■ WHAT IS EXPECTED
Copy out each line of the material below with no changes.

■ SUPPLIED DATA
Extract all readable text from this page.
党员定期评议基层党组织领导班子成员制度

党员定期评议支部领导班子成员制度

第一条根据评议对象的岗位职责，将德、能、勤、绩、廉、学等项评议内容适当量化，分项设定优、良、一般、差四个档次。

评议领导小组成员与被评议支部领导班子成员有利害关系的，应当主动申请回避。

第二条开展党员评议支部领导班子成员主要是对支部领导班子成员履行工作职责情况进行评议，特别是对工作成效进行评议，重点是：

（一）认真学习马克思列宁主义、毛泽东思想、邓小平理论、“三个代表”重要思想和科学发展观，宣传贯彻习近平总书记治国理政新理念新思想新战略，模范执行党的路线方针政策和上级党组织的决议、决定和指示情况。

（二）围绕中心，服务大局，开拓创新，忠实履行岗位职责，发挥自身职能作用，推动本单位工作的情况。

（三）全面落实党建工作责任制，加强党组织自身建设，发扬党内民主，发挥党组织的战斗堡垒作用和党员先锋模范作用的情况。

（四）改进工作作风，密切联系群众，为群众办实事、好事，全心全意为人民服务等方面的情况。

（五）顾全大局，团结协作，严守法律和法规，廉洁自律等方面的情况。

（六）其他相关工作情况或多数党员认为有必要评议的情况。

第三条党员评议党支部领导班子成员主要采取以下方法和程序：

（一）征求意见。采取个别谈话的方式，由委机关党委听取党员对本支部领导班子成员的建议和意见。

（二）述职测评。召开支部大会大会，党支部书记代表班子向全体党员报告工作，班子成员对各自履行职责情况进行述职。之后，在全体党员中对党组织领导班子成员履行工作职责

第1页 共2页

■ ANSWER TO THE PROBLEM
Extract all readable text from this page.
党员定期评议基层党组织领导班子成员制度

党员定期评议支部领导班子成员制度

第一条根据评议对象的岗位职责，将德、能、勤、绩、廉、学等项评议内容适当量化，分项设定优、良、一般、差四个档次。

评议领导小组成员与被评议支部领导班子成员有利害关系的，应当主动申请回避。

第二条开展党员评议支部领导班子成员主要是对支部领导班子成员履行工作职责情况进行评议，特别是对工作成效进行评议，重点是：

（一）认真学习马克思列宁主义、毛泽东思想、邓小平理论、“三个代表”重要思想和科学发展观，宣传贯彻习近平总书记治国理政新理念新思想新战略，模范执行党的路线方针政策和上级党组织的决议、决定和指示情况。

（二）围绕中心，服务大局，开拓创新，忠实履行岗位职责，发挥自身职能作用，推动本单位工作的情况。

（三）全面落实党建工作责任制，加强党组织自身建设，发扬党内民主，发挥党组织的战斗堡垒作用和党员先锋模范作用的情况。

（四）改进工作作风，密切联系群众，为群众办实事、好事，全心全意为人民服务等方面的情况。

（五）顾全大局，团结协作，严守法律和法规，廉洁自律等方面的情况。

（六）其他相关工作情况或多数党员认为有必要评议的情况。

第三条党员评议党支部领导班子成员主要采取以下方法和程序：

（一）征求意见。采取个别谈话的方式，由委机关党委听取党员对本支部领导班子成员的建议和意见。

（二）述职测评。召开支部大会大会，党支部书记代表班子向全体党员报告工作，班子成员对各自履行职责情况进行述职。之后，在全体党员中对党组织领导班子成员履行工作职责

第1页 共2页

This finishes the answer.